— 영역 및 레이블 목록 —
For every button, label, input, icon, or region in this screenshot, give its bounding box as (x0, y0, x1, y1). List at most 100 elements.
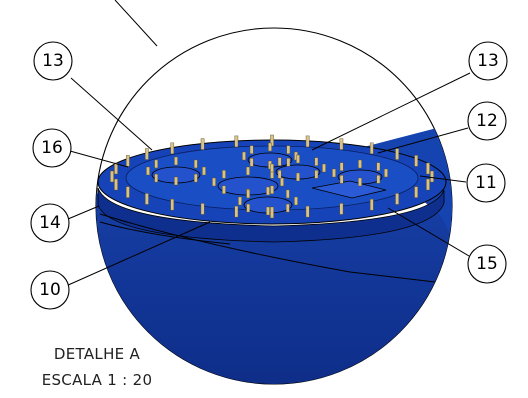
bolt (339, 138, 344, 150)
leader-14 (67, 205, 100, 220)
balloon-12-label: 12 (476, 111, 498, 131)
bolt (395, 148, 399, 160)
bolt (212, 177, 216, 187)
bolt (249, 145, 254, 154)
bolt (280, 177, 284, 187)
bolt (270, 185, 274, 194)
leader-13-left (70, 77, 153, 151)
balloon-14-label: 14 (39, 213, 61, 233)
bolt (170, 142, 175, 155)
bolt (270, 163, 274, 173)
bolt (430, 170, 434, 183)
leader-15 (387, 207, 470, 257)
bolt (266, 206, 270, 216)
bolt (314, 157, 319, 166)
bolt (174, 176, 178, 186)
bolt (426, 162, 430, 175)
balloon-13-left-label: 13 (42, 51, 64, 71)
bolt (246, 166, 250, 176)
bolt (154, 173, 159, 183)
bolt (242, 151, 246, 161)
bolt (296, 154, 300, 164)
bolt (154, 159, 159, 169)
bolt (369, 198, 374, 211)
bolt (414, 155, 418, 167)
bolt (114, 178, 118, 191)
balloon-15-label: 15 (476, 254, 498, 274)
bolt (193, 159, 198, 169)
bolt (332, 168, 336, 178)
bolt (200, 203, 205, 215)
bolt-group (110, 134, 434, 219)
bolt (114, 162, 118, 175)
bolt (277, 157, 282, 166)
bolt (170, 198, 175, 211)
leader-11 (419, 175, 467, 183)
bolt (286, 145, 291, 154)
bolt (339, 203, 344, 215)
detail-leader-line (114, 0, 158, 47)
leader-16 (69, 150, 129, 168)
bolt (246, 189, 251, 199)
bolt (270, 134, 274, 147)
bolt (285, 189, 290, 199)
balloon-16-label: 16 (41, 138, 63, 158)
detail-caption-title: DETALHE A (53, 345, 141, 363)
bolt (339, 175, 344, 184)
leader-13-right (311, 72, 471, 151)
bolt (305, 135, 310, 148)
bolt (193, 173, 198, 183)
bolt (234, 135, 239, 148)
bolt (266, 186, 270, 196)
detail-caption-scale: ESCALA 1 : 20 (41, 371, 153, 389)
bolt (384, 168, 388, 178)
body-contour-line (99, 213, 452, 286)
bolt (296, 172, 300, 182)
bolt (174, 156, 178, 166)
bolt (339, 162, 344, 171)
balloon-14: 14 (30, 203, 70, 243)
balloon-13-right-label: 13 (477, 51, 499, 71)
bolt (322, 163, 326, 173)
balloon-16: 16 (32, 128, 72, 168)
balloon-11-label: 11 (475, 173, 497, 193)
balloon-11: 11 (466, 163, 506, 203)
bolt (358, 177, 362, 187)
bolt (145, 193, 149, 205)
bolt (286, 158, 291, 167)
bolt (126, 186, 130, 198)
bolt (202, 166, 206, 176)
tank-body (96, 120, 452, 384)
bolt (238, 196, 242, 206)
bolt (200, 138, 205, 150)
bolt (294, 196, 298, 206)
leader-12 (377, 127, 469, 154)
bolt (414, 186, 418, 198)
leader-10 (65, 221, 211, 287)
balloon-13-left: 13 (33, 41, 73, 81)
bolt (358, 159, 362, 169)
balloon-13-right: 13 (468, 41, 508, 81)
bolt (285, 203, 290, 213)
balloon-10: 10 (30, 270, 70, 310)
bolt (314, 170, 319, 179)
balloon-15: 15 (467, 244, 507, 284)
balloon-10-label: 10 (39, 280, 61, 300)
bolt (249, 158, 254, 167)
tank-model (96, 120, 452, 384)
bolt (222, 185, 226, 194)
body-contour-line-2 (99, 221, 231, 245)
balloon-12: 12 (467, 101, 507, 141)
bolt (234, 205, 239, 218)
bolt (369, 142, 374, 155)
leader-lines (65, 72, 471, 287)
bolt (395, 193, 399, 205)
bolt (110, 170, 114, 183)
manhole-cover (311, 180, 387, 199)
bolt (145, 148, 149, 160)
bolt (222, 170, 226, 179)
bolt (376, 162, 381, 171)
bolt (270, 206, 274, 219)
bolt (376, 175, 381, 184)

— 목표 —
위 기록의 줄을 글자 하나 바꾸지 말고 모두 추출하세요. 그림은 답에 넣지 마세요.

— 결과 —
For every button, label, input, icon, or region in this screenshot, give its bounding box as (x0, y0, x1, y1). List at most 100 elements.
bolt (339, 138, 344, 150)
leader-14 (67, 205, 100, 220)
balloon-12-label: 12 (476, 111, 498, 131)
bolt (395, 148, 399, 160)
bolt (212, 177, 216, 187)
bolt (249, 145, 254, 154)
bolt (280, 177, 284, 187)
bolt (270, 185, 274, 194)
leader-13-left (70, 77, 153, 151)
balloon-14-label: 14 (39, 213, 61, 233)
bolt (170, 142, 175, 155)
bolt (270, 163, 274, 173)
bolt (430, 170, 434, 183)
leader-15 (387, 207, 470, 257)
bolt (266, 206, 270, 216)
bolt (314, 157, 319, 166)
bolt (174, 176, 178, 186)
bolt (426, 162, 430, 175)
balloon-13-left-label: 13 (42, 51, 64, 71)
bolt (246, 166, 250, 176)
bolt (154, 173, 159, 183)
bolt (242, 151, 246, 161)
bolt (296, 154, 300, 164)
bolt (154, 159, 159, 169)
bolt (369, 198, 374, 211)
bolt (414, 155, 418, 167)
bolt (114, 178, 118, 191)
balloon-15-label: 15 (476, 254, 498, 274)
bolt (193, 159, 198, 169)
bolt (332, 168, 336, 178)
bolt (200, 203, 205, 215)
bolt-group (110, 134, 434, 219)
bolt (114, 162, 118, 175)
bolt (277, 157, 282, 166)
bolt (170, 198, 175, 211)
leader-11 (419, 175, 467, 183)
bolt (286, 145, 291, 154)
bolt (339, 203, 344, 215)
detail-leader-line (114, 0, 158, 47)
leader-16 (69, 150, 129, 168)
bolt (246, 189, 251, 199)
bolt (270, 134, 274, 147)
bolt (285, 189, 290, 199)
balloon-16-label: 16 (41, 138, 63, 158)
detail-caption-title: DETALHE A (53, 345, 141, 363)
bolt (339, 175, 344, 184)
leader-13-right (311, 72, 471, 151)
bolt (305, 135, 310, 148)
bolt (193, 173, 198, 183)
bolt (234, 135, 239, 148)
bolt (266, 186, 270, 196)
detail-caption-scale: ESCALA 1 : 20 (41, 371, 153, 389)
bolt (384, 168, 388, 178)
body-contour-line (99, 213, 452, 286)
bolt (296, 172, 300, 182)
bolt (174, 156, 178, 166)
bolt (339, 162, 344, 171)
balloon-14: 14 (30, 203, 70, 243)
balloon-13-right-label: 13 (477, 51, 499, 71)
bolt (322, 163, 326, 173)
balloon-16: 16 (32, 128, 72, 168)
balloon-11-label: 11 (475, 173, 497, 193)
balloon-11: 11 (466, 163, 506, 203)
bolt (358, 177, 362, 187)
bolt (145, 193, 149, 205)
bolt (286, 158, 291, 167)
bolt (126, 186, 130, 198)
bolt (202, 166, 206, 176)
tank-body (96, 120, 452, 384)
bolt (238, 196, 242, 206)
bolt (200, 138, 205, 150)
bolt (294, 196, 298, 206)
leader-12 (377, 127, 469, 154)
bolt (414, 186, 418, 198)
leader-10 (65, 221, 211, 287)
balloon-13-left: 13 (33, 41, 73, 81)
bolt (358, 159, 362, 169)
balloon-13-right: 13 (468, 41, 508, 81)
bolt (285, 203, 290, 213)
balloon-10: 10 (30, 270, 70, 310)
bolt (314, 170, 319, 179)
balloon-15: 15 (467, 244, 507, 284)
balloon-10-label: 10 (39, 280, 61, 300)
bolt (249, 158, 254, 167)
tank-model (96, 120, 452, 384)
bolt (222, 185, 226, 194)
body-contour-line-2 (99, 221, 231, 245)
balloon-12: 12 (467, 101, 507, 141)
bolt (234, 205, 239, 218)
bolt (369, 142, 374, 155)
leader-lines (65, 72, 471, 287)
bolt (395, 193, 399, 205)
bolt (110, 170, 114, 183)
manhole-cover (311, 180, 387, 199)
bolt (145, 148, 149, 160)
bolt (222, 170, 226, 179)
bolt (376, 162, 381, 171)
bolt (270, 206, 274, 219)
bolt (376, 175, 381, 184)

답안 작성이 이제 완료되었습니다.